Items listed in a dataset
--*--
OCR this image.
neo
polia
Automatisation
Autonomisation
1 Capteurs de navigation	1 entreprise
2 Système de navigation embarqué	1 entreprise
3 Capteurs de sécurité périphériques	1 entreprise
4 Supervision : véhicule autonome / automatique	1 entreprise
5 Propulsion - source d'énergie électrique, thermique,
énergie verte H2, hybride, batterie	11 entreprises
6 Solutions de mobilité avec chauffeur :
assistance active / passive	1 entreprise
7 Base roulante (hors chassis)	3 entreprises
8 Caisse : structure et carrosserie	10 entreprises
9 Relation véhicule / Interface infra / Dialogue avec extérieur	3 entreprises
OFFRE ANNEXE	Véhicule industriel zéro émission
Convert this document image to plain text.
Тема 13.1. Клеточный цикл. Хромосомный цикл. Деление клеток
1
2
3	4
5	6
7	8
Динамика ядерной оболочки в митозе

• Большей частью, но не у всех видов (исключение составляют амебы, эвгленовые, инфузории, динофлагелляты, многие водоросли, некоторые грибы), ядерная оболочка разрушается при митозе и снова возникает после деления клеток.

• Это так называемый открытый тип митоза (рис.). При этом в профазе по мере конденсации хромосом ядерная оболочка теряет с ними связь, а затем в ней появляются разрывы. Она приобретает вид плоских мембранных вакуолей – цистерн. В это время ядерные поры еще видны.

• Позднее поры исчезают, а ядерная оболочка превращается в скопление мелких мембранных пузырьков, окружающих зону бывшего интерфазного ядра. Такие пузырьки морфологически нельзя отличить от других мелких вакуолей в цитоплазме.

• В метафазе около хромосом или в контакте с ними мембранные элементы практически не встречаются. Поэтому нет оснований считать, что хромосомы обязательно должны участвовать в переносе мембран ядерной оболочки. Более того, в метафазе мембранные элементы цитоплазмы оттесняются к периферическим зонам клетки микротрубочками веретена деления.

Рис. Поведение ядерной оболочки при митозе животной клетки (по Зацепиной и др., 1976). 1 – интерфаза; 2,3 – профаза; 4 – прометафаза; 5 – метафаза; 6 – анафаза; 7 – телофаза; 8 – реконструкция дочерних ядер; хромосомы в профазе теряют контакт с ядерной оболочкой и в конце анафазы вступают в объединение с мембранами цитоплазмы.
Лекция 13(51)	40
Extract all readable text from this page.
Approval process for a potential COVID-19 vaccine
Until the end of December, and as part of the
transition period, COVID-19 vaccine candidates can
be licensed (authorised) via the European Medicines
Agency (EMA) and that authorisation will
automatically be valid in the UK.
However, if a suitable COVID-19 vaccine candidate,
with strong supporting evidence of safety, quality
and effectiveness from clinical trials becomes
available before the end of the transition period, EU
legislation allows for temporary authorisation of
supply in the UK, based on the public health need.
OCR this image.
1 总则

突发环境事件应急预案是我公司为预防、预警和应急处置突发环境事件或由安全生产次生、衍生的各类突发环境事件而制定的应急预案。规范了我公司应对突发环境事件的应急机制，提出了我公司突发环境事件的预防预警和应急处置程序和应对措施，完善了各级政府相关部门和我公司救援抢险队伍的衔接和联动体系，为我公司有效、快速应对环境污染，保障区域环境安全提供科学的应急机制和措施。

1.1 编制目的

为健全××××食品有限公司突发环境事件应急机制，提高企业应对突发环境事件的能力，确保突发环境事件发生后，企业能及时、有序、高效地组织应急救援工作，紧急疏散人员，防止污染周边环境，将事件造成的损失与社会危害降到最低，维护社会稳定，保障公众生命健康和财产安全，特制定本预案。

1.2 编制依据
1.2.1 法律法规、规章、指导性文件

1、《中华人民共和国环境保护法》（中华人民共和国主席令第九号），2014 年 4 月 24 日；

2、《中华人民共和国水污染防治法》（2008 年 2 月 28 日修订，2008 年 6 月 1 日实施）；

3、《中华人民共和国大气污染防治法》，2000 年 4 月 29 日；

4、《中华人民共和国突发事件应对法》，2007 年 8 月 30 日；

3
--*--
Instruction.
Isolate each line of the listing above that includes "vaccine". Copy it.

The result.
Approval process for a potential COVID-19 vaccine
transition period, COVID-19 vaccine candidates can
However, if a suitable COVID-19 vaccine candidate,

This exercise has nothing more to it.